* TASK BRIEF
From the entries provided below, copy each line that contains the word "周年大庆".

* Saved entries
-=-=-

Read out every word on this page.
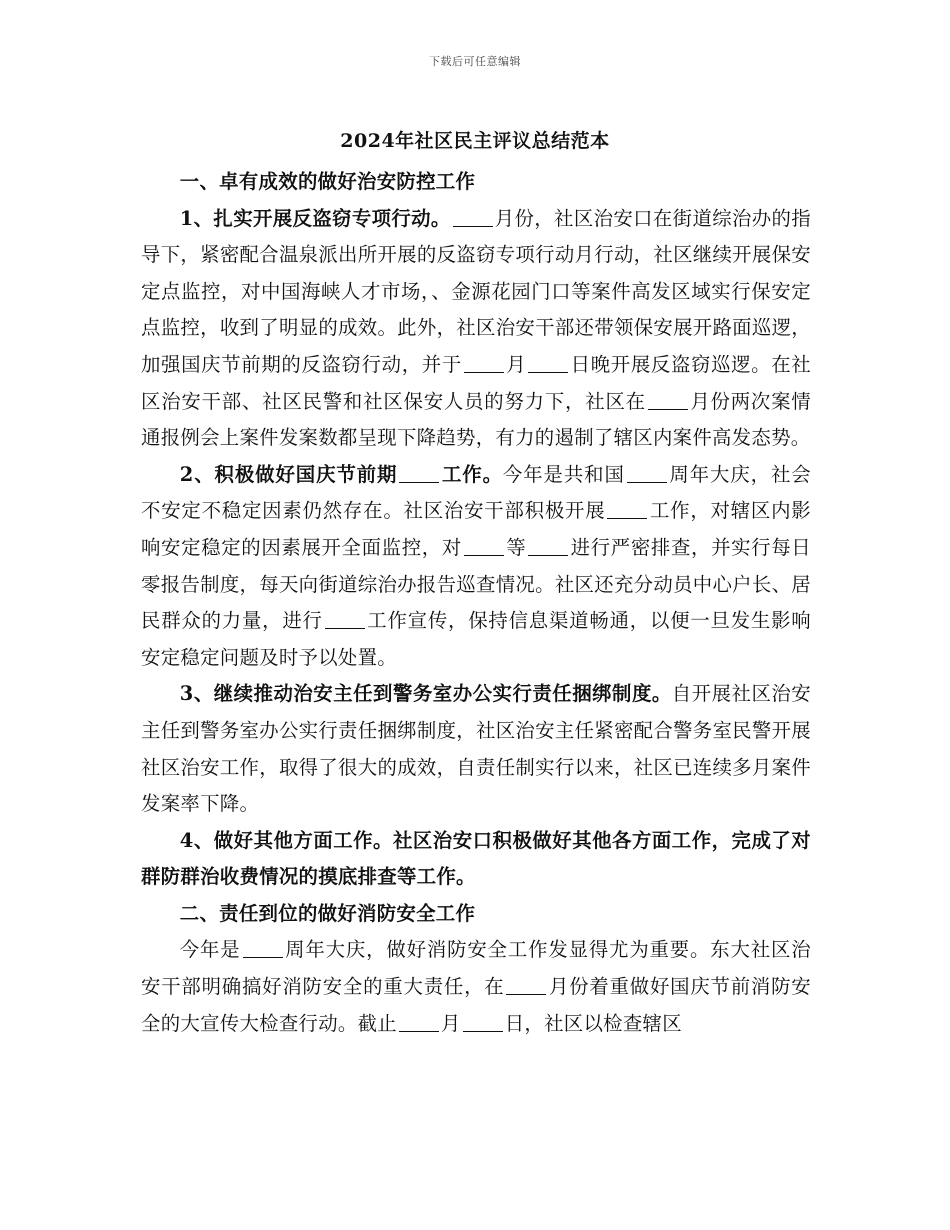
下载后可任意编辑
2024年社区民主评议总结范本

一、卓有成效的做好治安防控工作

1、扎实开展反盗窃专项行动。 月份，社区治安口在街道综治办的指导下，紧密配合温泉派出所开展的反盗窃专项行动月行动，社区继续开展保安定点监控，对中国海峡人才市场，、金源花园门口等案件高发区域实行保安定点监控，收到了明显的成效。此外，社区治安干部还带领保安展开路面巡逻，加强国庆节前期的反盗窃行动，并于 月 日晚开展反盗窃巡逻。在社区治安干部、社区民警和社区保安人员的努力下，社区在 月份两次案情通报例会上案件发案数都呈现下降趋势，有力的遏制了辖区内案件高发态势。

2、积极做好国庆节前期 工作。今年是共和国 周年大庆，社会不安定不稳定因素仍然存在。社区治安干部积极开展 工作，对辖区内影响安定稳定的因素展开全面监控，对 等 进行严密排查，并实行每日零报告制度，每天向街道综治办报告巡查情况。社区还充分动员中心户长、居民群众的力量，进行 工作宣传，保持信息渠道畅通，以便一旦发生影响安定稳定问题及时予以处置。

3、继续推动治安主任到警务室办公实行责任捆绑制度。自开展社区治安主任到警务室办公实行责任捆绑制度，社区治安主任紧密配合警务室民警开展社区治安工作，取得了很大的成效，自责任制实行以来，社区已连续多月案件发案率下降。

4、做好其他方面工作。社区治安口积极做好其他各方面工作，完成了对群防群治收费情况的摸底排查等工作。

二、责任到位的做好消防安全工作

今年是 周年大庆，做好消防安全工作发显得尤为重要。东大社区治安干部明确搞好消防安全的重大责任，在 月份着重做好国庆节前消防安全的大宣传大检查行动。截止 月 日，社区以检查辖区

-=-=-

* SOLUTION BELOW
2、积极做好国庆节前期 工作。今年是共和国 周年大庆，社会不安定不稳定因素仍然存在。社区治安干部积极开展 工作，对辖区内影响安定稳定的因素展开全面监控，对 等 进行严密排查，并实行每日零报告制度，每天向街道综治办报告巡查情况。社区还充分动员中心户长、居民群众的力量，进行 工作宣传，保持信息渠道畅通，以便一旦发生影响安定稳定问题及时予以处置。
今年是 周年大庆，做好消防安全工作发显得尤为重要。东大社区治安干部明确搞好消防安全的重大责任，在 月份着重做好国庆节前消防安全的大宣传大检查行动。截止 月 日，社区以检查辖区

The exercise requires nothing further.